* [Written task]: Keep every line where the word "color" appears; drop the rest.

* [Data for the task]:

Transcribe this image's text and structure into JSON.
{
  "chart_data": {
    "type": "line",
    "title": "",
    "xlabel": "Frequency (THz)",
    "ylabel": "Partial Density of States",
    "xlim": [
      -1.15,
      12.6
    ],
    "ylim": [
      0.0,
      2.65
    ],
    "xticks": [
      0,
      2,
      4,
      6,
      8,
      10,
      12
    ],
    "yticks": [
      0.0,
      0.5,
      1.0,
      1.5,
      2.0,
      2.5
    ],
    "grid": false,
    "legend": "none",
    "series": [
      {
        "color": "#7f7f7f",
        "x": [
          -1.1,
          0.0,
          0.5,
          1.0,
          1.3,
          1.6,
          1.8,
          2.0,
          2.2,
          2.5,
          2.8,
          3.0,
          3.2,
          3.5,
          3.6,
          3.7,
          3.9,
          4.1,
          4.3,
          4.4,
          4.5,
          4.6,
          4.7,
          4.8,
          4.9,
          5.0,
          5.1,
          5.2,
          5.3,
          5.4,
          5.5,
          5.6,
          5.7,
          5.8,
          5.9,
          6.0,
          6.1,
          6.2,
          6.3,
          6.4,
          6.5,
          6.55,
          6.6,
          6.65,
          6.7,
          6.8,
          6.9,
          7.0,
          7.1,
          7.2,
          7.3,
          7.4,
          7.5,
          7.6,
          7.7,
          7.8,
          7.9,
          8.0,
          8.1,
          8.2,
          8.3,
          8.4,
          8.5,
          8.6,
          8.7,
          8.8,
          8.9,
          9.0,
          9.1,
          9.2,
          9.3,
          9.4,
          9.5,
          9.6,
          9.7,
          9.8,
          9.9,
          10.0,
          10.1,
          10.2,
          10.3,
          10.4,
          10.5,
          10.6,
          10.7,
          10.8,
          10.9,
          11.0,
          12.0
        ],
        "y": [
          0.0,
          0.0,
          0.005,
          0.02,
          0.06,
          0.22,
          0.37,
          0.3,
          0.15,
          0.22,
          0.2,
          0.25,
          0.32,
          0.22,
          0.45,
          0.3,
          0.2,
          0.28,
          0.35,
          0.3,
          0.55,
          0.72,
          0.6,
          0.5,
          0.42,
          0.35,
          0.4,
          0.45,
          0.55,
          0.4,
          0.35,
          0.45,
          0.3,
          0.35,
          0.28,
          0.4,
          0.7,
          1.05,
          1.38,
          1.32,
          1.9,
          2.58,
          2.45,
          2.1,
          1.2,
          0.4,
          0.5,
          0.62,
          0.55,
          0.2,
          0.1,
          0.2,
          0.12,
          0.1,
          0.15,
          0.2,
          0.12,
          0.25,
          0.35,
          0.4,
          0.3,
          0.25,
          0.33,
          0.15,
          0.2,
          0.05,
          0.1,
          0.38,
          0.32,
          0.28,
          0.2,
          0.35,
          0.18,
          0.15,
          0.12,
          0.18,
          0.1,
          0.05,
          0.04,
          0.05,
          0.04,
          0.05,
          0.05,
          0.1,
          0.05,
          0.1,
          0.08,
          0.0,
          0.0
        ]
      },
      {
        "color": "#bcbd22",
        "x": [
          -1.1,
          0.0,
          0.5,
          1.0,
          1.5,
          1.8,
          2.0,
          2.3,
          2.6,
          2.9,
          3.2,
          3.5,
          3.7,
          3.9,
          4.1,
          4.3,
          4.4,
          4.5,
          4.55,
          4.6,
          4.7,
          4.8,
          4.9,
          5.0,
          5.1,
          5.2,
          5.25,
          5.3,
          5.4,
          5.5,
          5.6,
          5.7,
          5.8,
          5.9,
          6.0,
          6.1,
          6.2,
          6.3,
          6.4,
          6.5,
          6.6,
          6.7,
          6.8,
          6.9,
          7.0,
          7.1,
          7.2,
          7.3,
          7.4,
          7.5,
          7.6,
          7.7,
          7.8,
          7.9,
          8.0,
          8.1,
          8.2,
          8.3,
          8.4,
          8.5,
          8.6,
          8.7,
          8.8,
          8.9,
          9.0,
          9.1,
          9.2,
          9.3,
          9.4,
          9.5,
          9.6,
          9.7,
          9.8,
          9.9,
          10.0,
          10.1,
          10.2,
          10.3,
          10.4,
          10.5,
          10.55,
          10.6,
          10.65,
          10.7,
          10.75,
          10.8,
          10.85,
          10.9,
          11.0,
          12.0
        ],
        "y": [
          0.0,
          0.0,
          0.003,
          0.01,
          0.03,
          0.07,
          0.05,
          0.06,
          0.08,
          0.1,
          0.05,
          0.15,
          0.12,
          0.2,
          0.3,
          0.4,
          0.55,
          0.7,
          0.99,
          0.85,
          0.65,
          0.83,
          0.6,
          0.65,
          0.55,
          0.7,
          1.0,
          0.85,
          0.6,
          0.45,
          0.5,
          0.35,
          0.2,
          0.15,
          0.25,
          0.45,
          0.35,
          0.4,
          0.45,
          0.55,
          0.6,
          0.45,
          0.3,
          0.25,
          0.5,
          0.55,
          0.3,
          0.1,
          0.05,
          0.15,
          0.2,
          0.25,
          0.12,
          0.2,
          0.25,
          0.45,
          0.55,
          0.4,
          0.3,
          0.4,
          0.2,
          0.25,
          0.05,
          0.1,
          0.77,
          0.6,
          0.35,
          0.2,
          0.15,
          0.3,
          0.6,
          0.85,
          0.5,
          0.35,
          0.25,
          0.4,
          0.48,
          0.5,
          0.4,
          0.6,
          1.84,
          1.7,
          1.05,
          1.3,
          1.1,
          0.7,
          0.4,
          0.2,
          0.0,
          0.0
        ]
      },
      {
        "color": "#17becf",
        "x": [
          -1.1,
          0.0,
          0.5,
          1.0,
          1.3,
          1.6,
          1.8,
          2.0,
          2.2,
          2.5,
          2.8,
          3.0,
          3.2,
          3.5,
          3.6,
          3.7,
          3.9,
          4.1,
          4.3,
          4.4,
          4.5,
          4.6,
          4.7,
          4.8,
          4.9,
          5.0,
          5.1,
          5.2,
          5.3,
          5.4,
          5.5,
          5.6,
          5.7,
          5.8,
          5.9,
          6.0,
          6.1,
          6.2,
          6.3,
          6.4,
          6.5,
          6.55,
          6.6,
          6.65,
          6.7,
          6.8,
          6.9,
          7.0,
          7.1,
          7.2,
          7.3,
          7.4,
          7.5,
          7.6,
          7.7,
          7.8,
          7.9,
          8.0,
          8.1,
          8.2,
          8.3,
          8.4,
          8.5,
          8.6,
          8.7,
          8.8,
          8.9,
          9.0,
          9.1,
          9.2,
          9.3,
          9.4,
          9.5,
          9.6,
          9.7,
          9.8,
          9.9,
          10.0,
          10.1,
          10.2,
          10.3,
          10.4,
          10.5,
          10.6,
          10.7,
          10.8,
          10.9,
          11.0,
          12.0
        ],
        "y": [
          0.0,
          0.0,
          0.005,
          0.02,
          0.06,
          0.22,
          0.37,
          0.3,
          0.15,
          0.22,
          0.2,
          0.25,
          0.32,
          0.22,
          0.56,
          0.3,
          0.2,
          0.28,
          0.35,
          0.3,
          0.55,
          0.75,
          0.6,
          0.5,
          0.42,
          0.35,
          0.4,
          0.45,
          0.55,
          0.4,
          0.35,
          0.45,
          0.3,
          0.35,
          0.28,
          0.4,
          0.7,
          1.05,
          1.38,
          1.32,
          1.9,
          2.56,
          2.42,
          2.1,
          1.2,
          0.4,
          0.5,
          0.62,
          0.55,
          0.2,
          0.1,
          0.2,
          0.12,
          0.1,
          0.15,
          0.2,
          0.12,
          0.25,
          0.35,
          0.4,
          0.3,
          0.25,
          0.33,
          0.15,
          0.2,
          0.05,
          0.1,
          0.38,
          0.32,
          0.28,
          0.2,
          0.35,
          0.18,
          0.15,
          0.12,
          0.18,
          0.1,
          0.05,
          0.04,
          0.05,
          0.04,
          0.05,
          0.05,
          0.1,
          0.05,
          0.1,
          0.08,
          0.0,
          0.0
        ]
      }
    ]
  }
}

* [Correct answer]:
        "color": "#7f7f7f",
        "color": "#bcbd22",
        "color": "#17becf",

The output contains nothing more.